GOAL: Output every line of the material exactly, omitting images.

>> BEGIN SUPPLIED ENTRIES

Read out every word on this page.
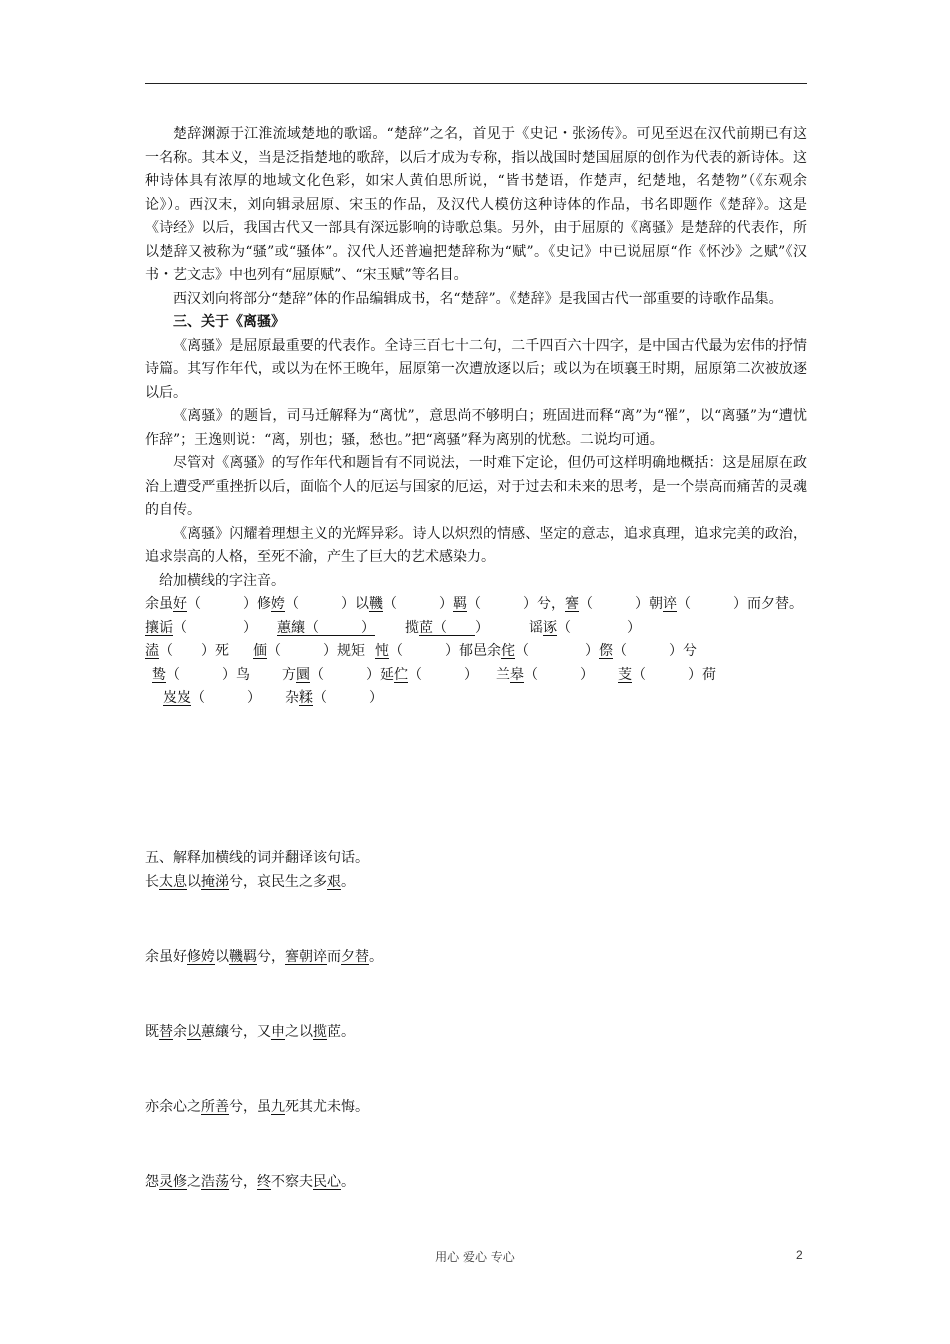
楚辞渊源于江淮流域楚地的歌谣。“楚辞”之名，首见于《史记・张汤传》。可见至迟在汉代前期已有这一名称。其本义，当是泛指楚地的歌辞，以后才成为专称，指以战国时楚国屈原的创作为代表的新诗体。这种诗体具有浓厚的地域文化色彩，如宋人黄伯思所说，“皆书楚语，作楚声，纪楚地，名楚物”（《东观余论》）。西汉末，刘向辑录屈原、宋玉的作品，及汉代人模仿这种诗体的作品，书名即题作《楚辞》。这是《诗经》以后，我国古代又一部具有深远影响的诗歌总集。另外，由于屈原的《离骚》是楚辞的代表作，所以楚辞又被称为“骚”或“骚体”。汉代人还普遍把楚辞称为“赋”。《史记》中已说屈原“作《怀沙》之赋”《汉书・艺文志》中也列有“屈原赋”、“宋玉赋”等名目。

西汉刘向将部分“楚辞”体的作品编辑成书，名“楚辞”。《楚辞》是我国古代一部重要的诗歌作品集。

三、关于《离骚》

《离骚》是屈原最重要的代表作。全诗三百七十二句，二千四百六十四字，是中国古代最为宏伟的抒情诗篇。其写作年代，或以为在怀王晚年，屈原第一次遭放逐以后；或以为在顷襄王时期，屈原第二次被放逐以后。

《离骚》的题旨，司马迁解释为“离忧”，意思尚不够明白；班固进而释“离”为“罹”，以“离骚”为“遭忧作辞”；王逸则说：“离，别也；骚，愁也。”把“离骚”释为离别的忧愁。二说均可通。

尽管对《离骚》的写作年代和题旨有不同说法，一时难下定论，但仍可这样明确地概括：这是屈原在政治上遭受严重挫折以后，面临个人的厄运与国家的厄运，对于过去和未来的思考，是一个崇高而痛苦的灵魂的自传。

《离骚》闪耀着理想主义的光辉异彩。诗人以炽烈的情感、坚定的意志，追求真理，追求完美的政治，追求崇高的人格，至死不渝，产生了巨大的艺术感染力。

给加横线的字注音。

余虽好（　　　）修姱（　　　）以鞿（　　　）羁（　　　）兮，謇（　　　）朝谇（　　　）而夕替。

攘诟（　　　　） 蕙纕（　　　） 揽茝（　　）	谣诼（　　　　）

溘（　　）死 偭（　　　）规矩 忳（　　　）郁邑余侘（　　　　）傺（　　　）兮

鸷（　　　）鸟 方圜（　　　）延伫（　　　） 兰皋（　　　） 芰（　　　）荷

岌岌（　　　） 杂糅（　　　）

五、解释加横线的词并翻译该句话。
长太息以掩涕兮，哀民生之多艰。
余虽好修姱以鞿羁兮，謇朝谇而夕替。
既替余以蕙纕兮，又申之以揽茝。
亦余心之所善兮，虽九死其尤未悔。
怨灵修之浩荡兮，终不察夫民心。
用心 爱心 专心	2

>> END SUPPLIED ENTRIES

OUTPUT BELOW:
Read out every word on this page.
楚辞渊源于江淮流域楚地的歌谣。“楚辞”之名，首见于《史记・张汤传》。可见至迟在汉代前期已有这一名称。其本义，当是泛指楚地的歌辞，以后才成为专称，指以战国时楚国屈原的创作为代表的新诗体。这种诗体具有浓厚的地域文化色彩，如宋人黄伯思所说，“皆书楚语，作楚声，纪楚地，名楚物”（《东观余论》）。西汉末，刘向辑录屈原、宋玉的作品，及汉代人模仿这种诗体的作品，书名即题作《楚辞》。这是《诗经》以后，我国古代又一部具有深远影响的诗歌总集。另外，由于屈原的《离骚》是楚辞的代表作，所以楚辞又被称为“骚”或“骚体”。汉代人还普遍把楚辞称为“赋”。《史记》中已说屈原“作《怀沙》之赋”《汉书・艺文志》中也列有“屈原赋”、“宋玉赋”等名目。

西汉刘向将部分“楚辞”体的作品编辑成书，名“楚辞”。《楚辞》是我国古代一部重要的诗歌作品集。

三、关于《离骚》

《离骚》是屈原最重要的代表作。全诗三百七十二句，二千四百六十四字，是中国古代最为宏伟的抒情诗篇。其写作年代，或以为在怀王晚年，屈原第一次遭放逐以后；或以为在顷襄王时期，屈原第二次被放逐以后。

《离骚》的题旨，司马迁解释为“离忧”，意思尚不够明白；班固进而释“离”为“罹”，以“离骚”为“遭忧作辞”；王逸则说：“离，别也；骚，愁也。”把“离骚”释为离别的忧愁。二说均可通。

尽管对《离骚》的写作年代和题旨有不同说法，一时难下定论，但仍可这样明确地概括：这是屈原在政治上遭受严重挫折以后，面临个人的厄运与国家的厄运，对于过去和未来的思考，是一个崇高而痛苦的灵魂的自传。

《离骚》闪耀着理想主义的光辉异彩。诗人以炽烈的情感、坚定的意志，追求真理，追求完美的政治，追求崇高的人格，至死不渝，产生了巨大的艺术感染力。

给加横线的字注音。

余虽好（　　　）修姱（　　　）以鞿（　　　）羁（　　　）兮，謇（　　　）朝谇（　　　）而夕替。

攘诟（　　　　） 蕙纕（　　　） 揽茝（　　）	谣诼（　　　　）

溘（　　）死 偭（　　　）规矩 忳（　　　）郁邑余侘（　　　　）傺（　　　）兮

鸷（　　　）鸟 方圜（　　　）延伫（　　　） 兰皋（　　　） 芰（　　　）荷

岌岌（　　　） 杂糅（　　　）

五、解释加横线的词并翻译该句话。
长太息以掩涕兮，哀民生之多艰。
余虽好修姱以鞿羁兮，謇朝谇而夕替。
既替余以蕙纕兮，又申之以揽茝。
亦余心之所善兮，虽九死其尤未悔。
怨灵修之浩荡兮，终不察夫民心。
用心 爱心 专心	2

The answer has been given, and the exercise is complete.